#### [Problem requirements]
Your job is to restate each entry word for word.

#### [The input]
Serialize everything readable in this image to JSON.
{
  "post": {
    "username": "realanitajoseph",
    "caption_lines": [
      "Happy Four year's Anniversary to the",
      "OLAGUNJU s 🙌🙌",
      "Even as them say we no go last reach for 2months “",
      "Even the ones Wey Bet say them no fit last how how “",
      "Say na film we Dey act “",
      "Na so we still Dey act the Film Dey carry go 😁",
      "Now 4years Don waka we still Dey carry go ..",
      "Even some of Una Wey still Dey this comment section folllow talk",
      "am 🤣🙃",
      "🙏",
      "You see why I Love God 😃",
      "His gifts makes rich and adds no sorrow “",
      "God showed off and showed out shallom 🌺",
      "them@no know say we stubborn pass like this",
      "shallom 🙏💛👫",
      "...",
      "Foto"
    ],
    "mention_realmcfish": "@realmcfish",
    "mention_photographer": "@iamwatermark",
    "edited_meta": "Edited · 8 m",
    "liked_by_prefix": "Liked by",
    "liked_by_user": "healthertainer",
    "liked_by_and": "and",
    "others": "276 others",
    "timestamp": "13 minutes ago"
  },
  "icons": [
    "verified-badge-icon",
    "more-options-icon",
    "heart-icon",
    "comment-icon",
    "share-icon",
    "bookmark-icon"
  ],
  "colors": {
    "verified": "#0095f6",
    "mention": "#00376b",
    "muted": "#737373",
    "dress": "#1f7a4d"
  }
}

#### [Reply]
Serialize everything readable in this image to JSON.
{
  "post": {
    "username": "realanitajoseph",
    "caption_lines": [
      "Happy Four year's Anniversary to the",
      "OLAGUNJU s 🙌🙌",
      "Even as them say we no go last reach for 2months “",
      "Even the ones Wey Bet say them no fit last how how “",
      "Say na film we Dey act “",
      "Na so we still Dey act the Film Dey carry go 😁",
      "Now 4years Don waka we still Dey carry go ..",
      "Even some of Una Wey still Dey this comment section folllow talk",
      "am 🤣🙃",
      "🙏",
      "You see why I Love God 😃",
      "His gifts makes rich and adds no sorrow “",
      "God showed off and showed out shallom 🌺",
      "them@no know say we stubborn pass like this",
      "shallom 🙏💛👫",
      "...",
      "Foto"
    ],
    "mention_realmcfish": "@realmcfish",
    "mention_photographer": "@iamwatermark",
    "edited_meta": "Edited · 8 m",
    "liked_by_prefix": "Liked by",
    "liked_by_user": "healthertainer",
    "liked_by_and": "and",
    "others": "276 others",
    "timestamp": "13 minutes ago"
  },
  "icons": [
    "verified-badge-icon",
    "more-options-icon",
    "heart-icon",
    "comment-icon",
    "share-icon",
    "bookmark-icon"
  ],
  "colors": {
    "verified": "#0095f6",
    "mention": "#00376b",
    "muted": "#737373",
    "dress": "#1f7a4d"
  }
}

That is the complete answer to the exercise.